● **Provided data**:
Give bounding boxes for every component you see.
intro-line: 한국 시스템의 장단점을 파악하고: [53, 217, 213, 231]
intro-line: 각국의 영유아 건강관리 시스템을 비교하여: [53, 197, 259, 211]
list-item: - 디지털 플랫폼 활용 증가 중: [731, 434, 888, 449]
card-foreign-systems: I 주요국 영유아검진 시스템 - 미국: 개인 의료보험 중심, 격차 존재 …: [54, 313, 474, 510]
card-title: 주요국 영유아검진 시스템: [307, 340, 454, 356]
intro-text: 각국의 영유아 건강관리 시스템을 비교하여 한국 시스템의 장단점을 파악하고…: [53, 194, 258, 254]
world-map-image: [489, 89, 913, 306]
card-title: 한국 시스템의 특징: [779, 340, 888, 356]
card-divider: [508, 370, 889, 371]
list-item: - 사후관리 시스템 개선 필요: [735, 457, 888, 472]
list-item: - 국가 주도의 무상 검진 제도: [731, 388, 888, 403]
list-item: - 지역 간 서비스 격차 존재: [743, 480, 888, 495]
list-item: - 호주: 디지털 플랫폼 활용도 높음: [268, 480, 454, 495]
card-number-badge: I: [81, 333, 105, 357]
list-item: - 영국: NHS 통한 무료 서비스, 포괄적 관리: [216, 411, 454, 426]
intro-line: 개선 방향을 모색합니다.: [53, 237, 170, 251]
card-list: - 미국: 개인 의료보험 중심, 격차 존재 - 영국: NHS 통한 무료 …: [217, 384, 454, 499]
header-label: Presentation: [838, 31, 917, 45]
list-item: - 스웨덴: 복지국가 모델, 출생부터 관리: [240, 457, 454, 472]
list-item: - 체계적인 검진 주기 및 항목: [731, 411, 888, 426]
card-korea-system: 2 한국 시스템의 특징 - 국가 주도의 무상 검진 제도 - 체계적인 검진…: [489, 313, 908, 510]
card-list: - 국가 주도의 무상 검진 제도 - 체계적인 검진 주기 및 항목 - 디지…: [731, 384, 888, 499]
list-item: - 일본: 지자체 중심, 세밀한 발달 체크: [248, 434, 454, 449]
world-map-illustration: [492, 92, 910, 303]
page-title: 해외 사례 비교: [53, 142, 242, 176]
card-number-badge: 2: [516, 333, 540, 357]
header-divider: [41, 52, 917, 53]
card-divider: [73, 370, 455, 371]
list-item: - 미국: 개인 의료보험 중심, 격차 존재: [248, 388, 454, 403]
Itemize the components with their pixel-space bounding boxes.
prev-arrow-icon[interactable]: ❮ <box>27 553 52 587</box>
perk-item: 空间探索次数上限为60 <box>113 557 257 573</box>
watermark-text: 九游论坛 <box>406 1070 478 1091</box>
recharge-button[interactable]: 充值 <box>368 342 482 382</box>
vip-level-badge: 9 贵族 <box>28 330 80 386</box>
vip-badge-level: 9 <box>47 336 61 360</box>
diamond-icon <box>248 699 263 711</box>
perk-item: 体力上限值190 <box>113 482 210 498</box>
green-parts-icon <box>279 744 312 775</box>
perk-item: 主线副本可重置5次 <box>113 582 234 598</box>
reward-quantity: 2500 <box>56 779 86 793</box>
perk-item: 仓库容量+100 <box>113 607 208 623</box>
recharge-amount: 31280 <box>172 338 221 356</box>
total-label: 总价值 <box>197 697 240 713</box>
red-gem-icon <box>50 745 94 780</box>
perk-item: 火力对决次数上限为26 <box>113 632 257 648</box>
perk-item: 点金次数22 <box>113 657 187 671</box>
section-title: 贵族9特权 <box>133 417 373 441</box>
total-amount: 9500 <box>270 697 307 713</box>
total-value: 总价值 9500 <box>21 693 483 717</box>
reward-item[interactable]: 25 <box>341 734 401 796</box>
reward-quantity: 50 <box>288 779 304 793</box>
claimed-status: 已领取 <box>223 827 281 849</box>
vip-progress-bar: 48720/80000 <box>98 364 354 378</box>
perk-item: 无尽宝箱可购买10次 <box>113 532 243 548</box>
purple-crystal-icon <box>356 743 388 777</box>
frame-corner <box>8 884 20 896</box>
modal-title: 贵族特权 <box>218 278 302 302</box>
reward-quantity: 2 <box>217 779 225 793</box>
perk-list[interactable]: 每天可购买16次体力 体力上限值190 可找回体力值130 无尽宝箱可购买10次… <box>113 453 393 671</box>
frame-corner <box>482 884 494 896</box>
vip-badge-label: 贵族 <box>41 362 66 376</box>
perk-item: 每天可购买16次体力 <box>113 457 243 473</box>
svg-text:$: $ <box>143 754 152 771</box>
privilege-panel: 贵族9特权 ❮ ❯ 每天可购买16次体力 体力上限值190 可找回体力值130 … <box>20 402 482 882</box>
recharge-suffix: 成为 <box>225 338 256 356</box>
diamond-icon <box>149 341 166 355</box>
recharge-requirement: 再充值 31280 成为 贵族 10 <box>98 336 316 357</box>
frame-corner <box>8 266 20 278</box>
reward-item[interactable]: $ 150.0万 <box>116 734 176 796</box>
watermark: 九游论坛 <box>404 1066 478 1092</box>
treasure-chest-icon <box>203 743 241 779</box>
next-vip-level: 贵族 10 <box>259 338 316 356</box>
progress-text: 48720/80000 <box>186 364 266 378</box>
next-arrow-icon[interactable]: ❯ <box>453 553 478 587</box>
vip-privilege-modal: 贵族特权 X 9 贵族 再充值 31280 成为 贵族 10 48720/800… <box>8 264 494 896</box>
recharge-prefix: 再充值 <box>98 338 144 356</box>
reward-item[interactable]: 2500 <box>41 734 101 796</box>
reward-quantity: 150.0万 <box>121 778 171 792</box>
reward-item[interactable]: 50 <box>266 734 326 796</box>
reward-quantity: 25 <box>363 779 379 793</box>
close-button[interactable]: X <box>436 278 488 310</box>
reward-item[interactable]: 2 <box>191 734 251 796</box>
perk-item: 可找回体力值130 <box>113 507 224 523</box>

● **Your instructions**: Convert the listing above into a JSON array of strings, with one string for each line and blank lines omitted.

● **Answer to this exercise**:
[
  "Give bounding boxes for every component you see.",
  "intro-line: 한국 시스템의 장단점을 파악하고: [53, 217, 213, 231]",
  "intro-line: 각국의 영유아 건강관리 시스템을 비교하여: [53, 197, 259, 211]",
  "list-item: - 디지털 플랫폼 활용 증가 중: [731, 434, 888, 449]",
  "card-foreign-systems: I 주요국 영유아검진 시스템 - 미국: 개인 의료보험 중심, 격차 존재 …: [54, 313, 474, 510]",
  "card-title: 주요국 영유아검진 시스템: [307, 340, 454, 356]",
  "intro-text: 각국의 영유아 건강관리 시스템을 비교하여 한국 시스템의 장단점을 파악하고…: [53, 194, 258, 254]",
  "world-map-image: [489, 89, 913, 306]",
  "card-title: 한국 시스템의 특징: [779, 340, 888, 356]",
  "card-divider: [508, 370, 889, 371]",
  "list-item: - 사후관리 시스템 개선 필요: [735, 457, 888, 472]",
  "list-item: - 국가 주도의 무상 검진 제도: [731, 388, 888, 403]",
  "list-item: - 지역 간 서비스 격차 존재: [743, 480, 888, 495]",
  "list-item: - 호주: 디지털 플랫폼 활용도 높음: [268, 480, 454, 495]",
  "card-number-badge: I: [81, 333, 105, 357]",
  "list-item: - 영국: NHS 통한 무료 서비스, 포괄적 관리: [216, 411, 454, 426]",
  "intro-line: 개선 방향을 모색합니다.: [53, 237, 170, 251]",
  "card-list: - 미국: 개인 의료보험 중심, 격차 존재 - 영국: NHS 통한 무료 …: [217, 384, 454, 499]",
  "header-label: Presentation: [838, 31, 917, 45]",
  "list-item: - 스웨덴: 복지국가 모델, 출생부터 관리: [240, 457, 454, 472]",
  "list-item: - 체계적인 검진 주기 및 항목: [731, 411, 888, 426]",
  "card-korea-system: 2 한국 시스템의 특징 - 국가 주도의 무상 검진 제도 - 체계적인 검진…: [489, 313, 908, 510]",
  "card-list: - 국가 주도의 무상 검진 제도 - 체계적인 검진 주기 및 항목 - 디지…: [731, 384, 888, 499]",
  "list-item: - 일본: 지자체 중심, 세밀한 발달 체크: [248, 434, 454, 449]",
  "world-map-illustration: [492, 92, 910, 303]",
  "page-title: 해외 사례 비교: [53, 142, 242, 176]",
  "card-number-badge: 2: [516, 333, 540, 357]",
  "header-divider: [41, 52, 917, 53]",
  "card-divider: [73, 370, 455, 371]",
  "list-item: - 미국: 개인 의료보험 중심, 격차 존재: [248, 388, 454, 403]",
  "Itemize the components with their pixel-space bounding boxes.",
  "prev-arrow-icon[interactable]: ❮ <box>27 553 52 587</box>",
  "perk-item: 空间探索次数上限为60 <box>113 557 257 573</box>",
  "watermark-text: 九游论坛 <box>406 1070 478 1091</box>",
  "recharge-button[interactable]: 充值 <box>368 342 482 382</box>",
  "vip-level-badge: 9 贵族 <box>28 330 80 386</box>",
  "vip-badge-level: 9 <box>47 336 61 360</box>",
  "diamond-icon <box>248 699 263 711</box>",
  "perk-item: 体力上限值190 <box>113 482 210 498</box>",
  "green-parts-icon <box>279 744 312 775</box>",
  "perk-item: 主线副本可重置5次 <box>113 582 234 598</box>",
  "reward-quantity: 2500 <box>56 779 86 793</box>",
  "perk-item: 仓库容量+100 <box>113 607 208 623</box>",
  "recharge-amount: 31280 <box>172 338 221 356</box>",
  "total-label: 总价值 <box>197 697 240 713</box>",
  "red-gem-icon <box>50 745 94 780</box>",
  "perk-item: 火力对决次数上限为26 <box>113 632 257 648</box>",
  "perk-item: 点金次数22 <box>113 657 187 671</box>",
  "section-title: 贵族9特权 <box>133 417 373 441</box>",
  "total-amount: 9500 <box>270 697 307 713</box>",
  "total-value: 总价值 9500 <box>21 693 483 717</box>",
  "reward-item[interactable]: 25 <box>341 734 401 796</box>",
  "reward-quantity: 50 <box>288 779 304 793</box>",
  "claimed-status: 已领取 <box>223 827 281 849</box>",
  "vip-progress-bar: 48720/80000 <box>98 364 354 378</box>",
  "perk-item: 无尽宝箱可购买10次 <box>113 532 243 548</box>",
  "purple-crystal-icon <box>356 743 388 777</box>",
  "frame-corner <box>8 884 20 896</box>",
  "modal-title: 贵族特权 <box>218 278 302 302</box>",
  "reward-quantity: 2 <box>217 779 225 793</box>",
  "perk-list[interactable]: 每天可购买16次体力 体力上限值190 可找回体力值130 无尽宝箱可购买10次… <box>113 453 393 671</box>",
  "frame-corner <box>482 884 494 896</box>",
  "vip-badge-label: 贵族 <box>41 362 66 376</box>",
  "perk-item: 每天可购买16次体力 <box>113 457 243 473</box>",
  "svg-text:$: $ <box>143 754 152 771</box>",
  "privilege-panel: 贵族9特权 ❮ ❯ 每天可购买16次体力 体力上限值190 可找回体力值130 … <box>20 402 482 882</box>",
  "recharge-suffix: 成为 <box>225 338 256 356</box>",
  "diamond-icon <box>149 341 166 355</box>",
  "recharge-requirement: 再充值 31280 成为 贵族 10 <box>98 336 316 357</box>",
  "frame-corner <box>8 266 20 278</box>",
  "reward-item[interactable]: $ 150.0万 <box>116 734 176 796</box>",
  "watermark: 九游论坛 <box>404 1066 478 1092</box>",
  "treasure-chest-icon <box>203 743 241 779</box>",
  "next-vip-level: 贵族 10 <box>259 338 316 356</box>",
  "progress-text: 48720/80000 <box>186 364 266 378</box>",
  "next-arrow-icon[interactable]: ❯ <box>453 553 478 587</box>",
  "vip-privilege-modal: 贵族特权 X 9 贵族 再充值 31280 成为 贵族 10 48720/800… <box>8 264 494 896</box>",
  "recharge-prefix: 再充值 <box>98 338 144 356</box>",
  "reward-item[interactable]: 2500 <box>41 734 101 796</box>",
  "reward-quantity: 150.0万 <box>121 778 171 792</box>",
  "reward-item[interactable]: 50 <box>266 734 326 796</box>",
  "reward-quantity: 25 <box>363 779 379 793</box>",
  "close-button[interactable]: X <box>436 278 488 310</box>",
  "reward-item[interactable]: 2 <box>191 734 251 796</box>",
  "perk-item: 可找回体力值130 <box>113 507 224 523</box>"
]